Examine the material below and count the lines that hold the word "icon". Report only the number.

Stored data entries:
━━━

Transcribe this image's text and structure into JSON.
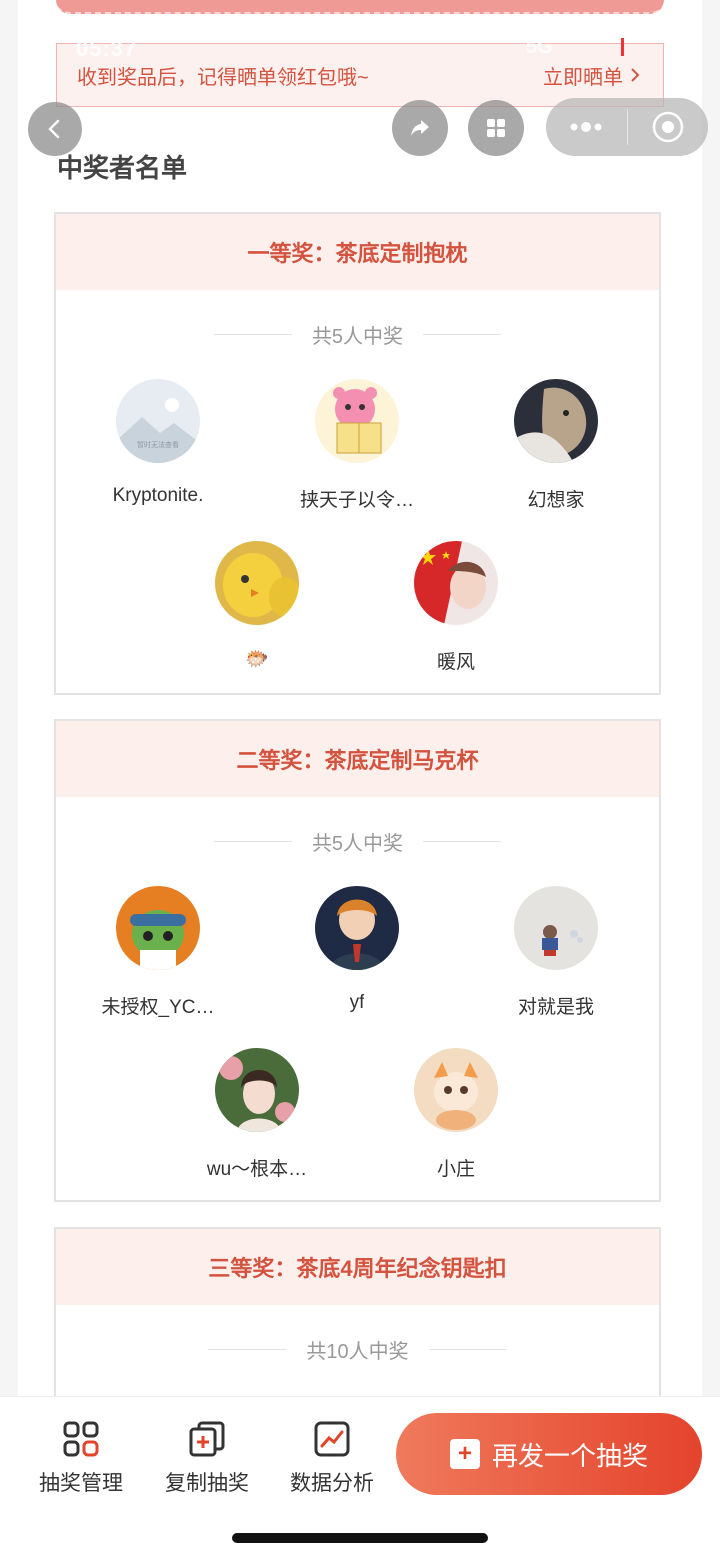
{
  "status": {
    "time": "05:37",
    "right": "5G"
  },
  "notice": {
    "text": "收到奖品后，记得晒单领红包哦~",
    "link": "立即晒单"
  },
  "nav": {
    "back_icon": "chevron-left-icon",
    "share_icon": "share-icon",
    "grid_icon": "grid-icon",
    "more_icon": "more-dots-icon",
    "close_icon": "target-icon"
  },
  "section_title": "中奖者名单",
  "prizes": [
    {
      "title": "一等奖：茶底定制抱枕",
      "count": "共5人中奖",
      "winners": [
        {
          "name": "Kryptonite."
        },
        {
          "name": "挟天子以令…"
        },
        {
          "name": "幻想家"
        },
        {
          "name": "🐡"
        },
        {
          "name": "暖风"
        }
      ]
    },
    {
      "title": "二等奖：茶底定制马克杯",
      "count": "共5人中奖",
      "winners": [
        {
          "name": "未授权_YC…"
        },
        {
          "name": "yf"
        },
        {
          "name": "对就是我"
        },
        {
          "name": "wu～根本…"
        },
        {
          "name": "小庄"
        }
      ]
    },
    {
      "title": "三等奖：茶底4周年纪念钥匙扣",
      "count": "共10人中奖",
      "winners": []
    }
  ],
  "avatar_placeholder_text": "暂时无法查看",
  "bottom_tabs": [
    {
      "label": "抽奖管理",
      "icon": "apps-grid-icon"
    },
    {
      "label": "复制抽奖",
      "icon": "copy-add-icon"
    },
    {
      "label": "数据分析",
      "icon": "chart-trend-icon"
    }
  ],
  "cta": {
    "label": "再发一个抽奖",
    "icon": "plus-icon"
  },
  "colors": {
    "accent": "#d4533f",
    "cta_start": "#ef7a5c",
    "cta_end": "#e4432c",
    "head_bg": "#fdefec"
  }
}
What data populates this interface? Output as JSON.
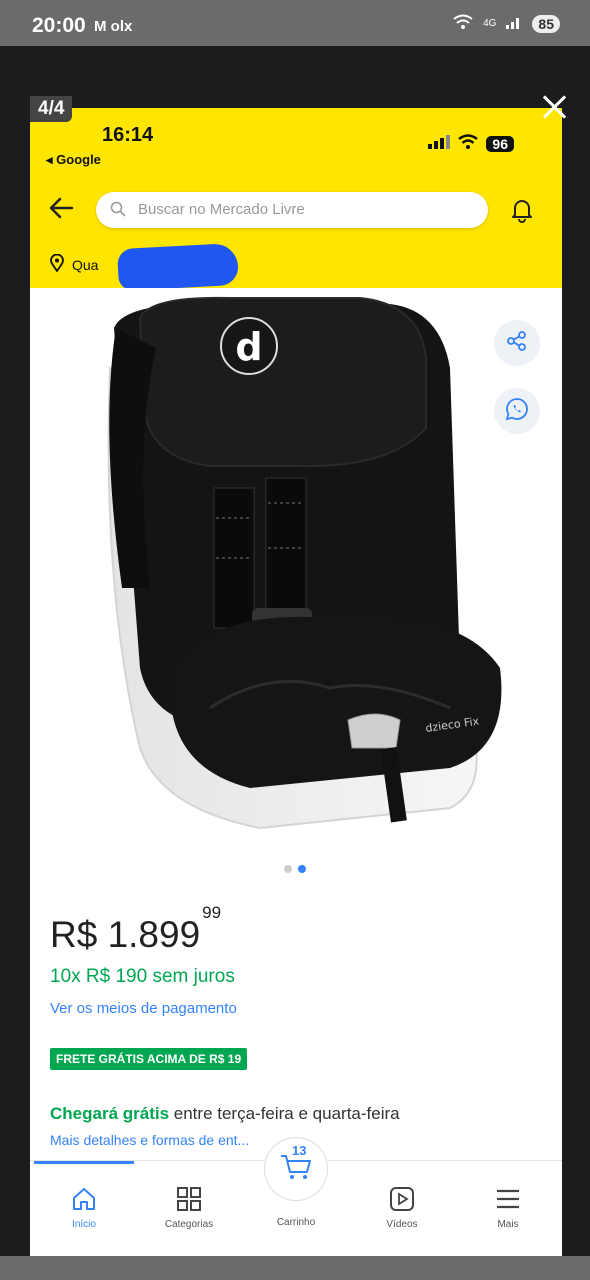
{
  "outer_status": {
    "time": "20:00",
    "apps": "M olx",
    "network": "4G",
    "battery": "85"
  },
  "viewer": {
    "counter": "4/4"
  },
  "inner_status": {
    "time": "16:14",
    "back_app": "◂ Google",
    "battery": "96"
  },
  "header": {
    "search_placeholder": "Buscar no Mercado Livre",
    "location_prefix": "Qua"
  },
  "product": {
    "price_main": "R$ 1.899",
    "price_cents": "99",
    "installments": "10x R$ 190 sem juros",
    "payment_link": "Ver os meios de pagamento",
    "frete_badge": "FRETE GRÁTIS ACIMA DE R$ 19",
    "delivery_bold": "Chegará grátis",
    "delivery_rest": " entre terça-feira e quarta-feira",
    "details_link": "Mais detalhes e formas de ent...",
    "seat_logo": "d",
    "seat_brand": "dzieco Fix"
  },
  "tabbar": {
    "inicio": "Início",
    "categorias": "Categorias",
    "carrinho": "Carrinho",
    "cart_count": "13",
    "videos": "Vídeos",
    "mais": "Mais"
  },
  "colors": {
    "ml_yellow": "#ffe600",
    "ml_blue": "#3483fa",
    "ml_green": "#00a650"
  }
}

━━━

» **CORRECT RESULT**: 9